Data records:
━━━━━━━━━━━━━━━━━━━━

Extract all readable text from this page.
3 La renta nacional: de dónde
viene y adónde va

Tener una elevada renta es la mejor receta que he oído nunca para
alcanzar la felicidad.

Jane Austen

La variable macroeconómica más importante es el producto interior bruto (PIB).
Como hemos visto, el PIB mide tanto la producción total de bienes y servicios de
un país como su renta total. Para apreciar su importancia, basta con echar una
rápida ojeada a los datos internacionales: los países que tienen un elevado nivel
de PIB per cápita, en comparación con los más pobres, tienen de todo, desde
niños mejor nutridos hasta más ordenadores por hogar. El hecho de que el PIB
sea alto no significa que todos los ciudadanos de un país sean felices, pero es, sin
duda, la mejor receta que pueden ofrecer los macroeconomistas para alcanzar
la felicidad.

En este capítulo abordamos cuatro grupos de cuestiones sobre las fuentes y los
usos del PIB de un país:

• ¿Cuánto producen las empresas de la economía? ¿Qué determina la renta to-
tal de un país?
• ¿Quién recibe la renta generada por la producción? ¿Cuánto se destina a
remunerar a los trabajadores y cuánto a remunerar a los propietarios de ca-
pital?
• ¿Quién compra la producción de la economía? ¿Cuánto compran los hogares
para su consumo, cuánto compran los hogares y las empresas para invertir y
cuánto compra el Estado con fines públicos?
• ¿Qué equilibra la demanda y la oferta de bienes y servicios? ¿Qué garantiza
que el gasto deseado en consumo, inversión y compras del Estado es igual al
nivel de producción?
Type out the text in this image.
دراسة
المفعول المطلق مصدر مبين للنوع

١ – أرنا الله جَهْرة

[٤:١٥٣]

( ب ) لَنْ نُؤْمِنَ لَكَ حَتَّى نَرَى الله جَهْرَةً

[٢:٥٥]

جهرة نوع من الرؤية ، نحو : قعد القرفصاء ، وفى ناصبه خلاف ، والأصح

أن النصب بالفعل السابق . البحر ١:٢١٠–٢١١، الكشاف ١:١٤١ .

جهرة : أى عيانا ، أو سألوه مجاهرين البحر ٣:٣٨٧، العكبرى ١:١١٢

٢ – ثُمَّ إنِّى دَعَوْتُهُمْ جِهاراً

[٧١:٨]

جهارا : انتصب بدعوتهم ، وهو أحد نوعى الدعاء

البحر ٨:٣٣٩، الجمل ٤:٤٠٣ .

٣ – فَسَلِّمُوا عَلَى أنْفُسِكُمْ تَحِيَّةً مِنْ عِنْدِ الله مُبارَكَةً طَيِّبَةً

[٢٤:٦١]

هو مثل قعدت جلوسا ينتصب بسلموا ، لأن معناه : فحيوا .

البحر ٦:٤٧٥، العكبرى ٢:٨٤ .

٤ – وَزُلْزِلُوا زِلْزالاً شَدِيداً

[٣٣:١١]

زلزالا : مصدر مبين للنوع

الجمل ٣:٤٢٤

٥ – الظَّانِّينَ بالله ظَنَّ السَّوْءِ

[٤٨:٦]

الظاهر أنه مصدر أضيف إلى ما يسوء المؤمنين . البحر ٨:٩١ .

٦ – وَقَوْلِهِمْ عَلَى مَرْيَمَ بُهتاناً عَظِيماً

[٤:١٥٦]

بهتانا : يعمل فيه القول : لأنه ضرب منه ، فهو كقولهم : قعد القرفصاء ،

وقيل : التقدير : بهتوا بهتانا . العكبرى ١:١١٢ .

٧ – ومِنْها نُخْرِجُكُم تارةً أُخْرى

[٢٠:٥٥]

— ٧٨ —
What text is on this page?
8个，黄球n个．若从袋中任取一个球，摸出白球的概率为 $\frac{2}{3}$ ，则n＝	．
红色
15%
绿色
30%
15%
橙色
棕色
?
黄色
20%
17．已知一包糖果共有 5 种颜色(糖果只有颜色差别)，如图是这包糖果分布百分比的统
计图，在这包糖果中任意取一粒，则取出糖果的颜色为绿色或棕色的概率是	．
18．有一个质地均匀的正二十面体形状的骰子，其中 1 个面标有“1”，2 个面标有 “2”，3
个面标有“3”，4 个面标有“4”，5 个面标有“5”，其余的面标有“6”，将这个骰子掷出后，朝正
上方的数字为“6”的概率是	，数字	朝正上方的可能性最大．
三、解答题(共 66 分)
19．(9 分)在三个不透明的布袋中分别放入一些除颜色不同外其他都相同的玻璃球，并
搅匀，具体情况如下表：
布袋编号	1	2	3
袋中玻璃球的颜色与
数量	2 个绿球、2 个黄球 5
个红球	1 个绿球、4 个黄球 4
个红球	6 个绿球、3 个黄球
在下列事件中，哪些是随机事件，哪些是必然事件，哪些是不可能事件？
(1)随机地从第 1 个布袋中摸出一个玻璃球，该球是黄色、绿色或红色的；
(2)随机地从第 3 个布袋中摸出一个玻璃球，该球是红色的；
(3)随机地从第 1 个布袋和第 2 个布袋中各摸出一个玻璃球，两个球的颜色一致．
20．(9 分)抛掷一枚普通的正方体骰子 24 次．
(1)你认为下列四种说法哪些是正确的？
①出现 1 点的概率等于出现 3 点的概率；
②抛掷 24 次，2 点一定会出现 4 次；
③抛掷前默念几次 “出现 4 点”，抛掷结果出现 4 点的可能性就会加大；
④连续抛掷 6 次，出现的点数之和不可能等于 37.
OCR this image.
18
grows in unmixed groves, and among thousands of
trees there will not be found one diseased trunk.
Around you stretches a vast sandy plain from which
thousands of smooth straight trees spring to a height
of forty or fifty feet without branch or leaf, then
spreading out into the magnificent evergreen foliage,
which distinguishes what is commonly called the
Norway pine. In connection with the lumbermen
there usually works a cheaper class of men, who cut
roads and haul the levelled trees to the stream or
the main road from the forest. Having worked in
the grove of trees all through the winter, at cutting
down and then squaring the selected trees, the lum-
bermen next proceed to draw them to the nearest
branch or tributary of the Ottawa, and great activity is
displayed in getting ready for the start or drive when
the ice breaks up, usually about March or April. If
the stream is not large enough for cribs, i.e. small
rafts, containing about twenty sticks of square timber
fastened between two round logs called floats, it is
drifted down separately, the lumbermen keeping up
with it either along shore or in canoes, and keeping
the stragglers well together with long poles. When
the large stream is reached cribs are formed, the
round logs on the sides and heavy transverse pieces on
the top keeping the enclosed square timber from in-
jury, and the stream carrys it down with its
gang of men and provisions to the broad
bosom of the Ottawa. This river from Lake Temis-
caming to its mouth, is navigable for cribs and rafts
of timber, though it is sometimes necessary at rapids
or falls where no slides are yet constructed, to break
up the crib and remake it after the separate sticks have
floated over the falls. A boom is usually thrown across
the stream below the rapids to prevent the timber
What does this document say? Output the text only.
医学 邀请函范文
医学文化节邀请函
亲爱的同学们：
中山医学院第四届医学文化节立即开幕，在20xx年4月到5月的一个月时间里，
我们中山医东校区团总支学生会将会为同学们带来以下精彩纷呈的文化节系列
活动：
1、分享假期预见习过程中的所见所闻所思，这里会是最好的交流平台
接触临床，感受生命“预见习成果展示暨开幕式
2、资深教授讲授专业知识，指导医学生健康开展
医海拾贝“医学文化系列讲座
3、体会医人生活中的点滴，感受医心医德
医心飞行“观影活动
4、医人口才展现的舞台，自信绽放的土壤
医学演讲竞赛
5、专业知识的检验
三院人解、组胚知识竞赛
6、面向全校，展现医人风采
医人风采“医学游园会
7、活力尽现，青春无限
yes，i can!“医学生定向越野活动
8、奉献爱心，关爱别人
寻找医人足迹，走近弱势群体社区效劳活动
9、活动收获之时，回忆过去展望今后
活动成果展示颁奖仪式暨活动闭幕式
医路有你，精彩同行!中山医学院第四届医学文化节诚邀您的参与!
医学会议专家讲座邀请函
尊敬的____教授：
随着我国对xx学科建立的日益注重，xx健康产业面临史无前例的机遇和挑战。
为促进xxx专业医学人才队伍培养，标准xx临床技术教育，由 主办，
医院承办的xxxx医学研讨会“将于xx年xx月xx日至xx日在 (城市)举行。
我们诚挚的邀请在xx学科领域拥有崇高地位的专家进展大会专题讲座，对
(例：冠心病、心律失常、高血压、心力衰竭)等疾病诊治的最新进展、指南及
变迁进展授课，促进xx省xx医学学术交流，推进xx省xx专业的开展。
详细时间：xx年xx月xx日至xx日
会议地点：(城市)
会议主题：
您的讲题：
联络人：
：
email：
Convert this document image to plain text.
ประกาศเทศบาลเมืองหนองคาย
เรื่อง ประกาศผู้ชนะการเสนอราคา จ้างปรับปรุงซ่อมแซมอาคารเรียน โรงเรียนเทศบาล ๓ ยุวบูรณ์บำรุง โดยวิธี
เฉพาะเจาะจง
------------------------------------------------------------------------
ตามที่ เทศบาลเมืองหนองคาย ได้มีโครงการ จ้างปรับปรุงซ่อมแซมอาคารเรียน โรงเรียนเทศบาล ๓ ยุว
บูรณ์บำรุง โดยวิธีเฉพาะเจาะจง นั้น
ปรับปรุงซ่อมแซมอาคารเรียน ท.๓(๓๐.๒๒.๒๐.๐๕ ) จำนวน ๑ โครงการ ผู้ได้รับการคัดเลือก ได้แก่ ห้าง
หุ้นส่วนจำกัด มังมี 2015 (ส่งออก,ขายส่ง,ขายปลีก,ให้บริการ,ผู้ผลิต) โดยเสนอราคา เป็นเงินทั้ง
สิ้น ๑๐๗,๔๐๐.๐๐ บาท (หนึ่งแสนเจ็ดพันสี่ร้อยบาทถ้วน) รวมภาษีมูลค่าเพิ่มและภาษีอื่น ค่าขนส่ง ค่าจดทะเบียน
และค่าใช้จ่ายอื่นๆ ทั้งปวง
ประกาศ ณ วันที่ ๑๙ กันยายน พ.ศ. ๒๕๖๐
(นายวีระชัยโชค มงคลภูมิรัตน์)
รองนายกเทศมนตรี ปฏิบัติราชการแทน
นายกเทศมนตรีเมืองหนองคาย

━━━━━━━━━━━━━━━━━━━━

Instructions for the task:
Ascertain the number of lines in the entries that include the word "logs", and report only that number.

The answer:
2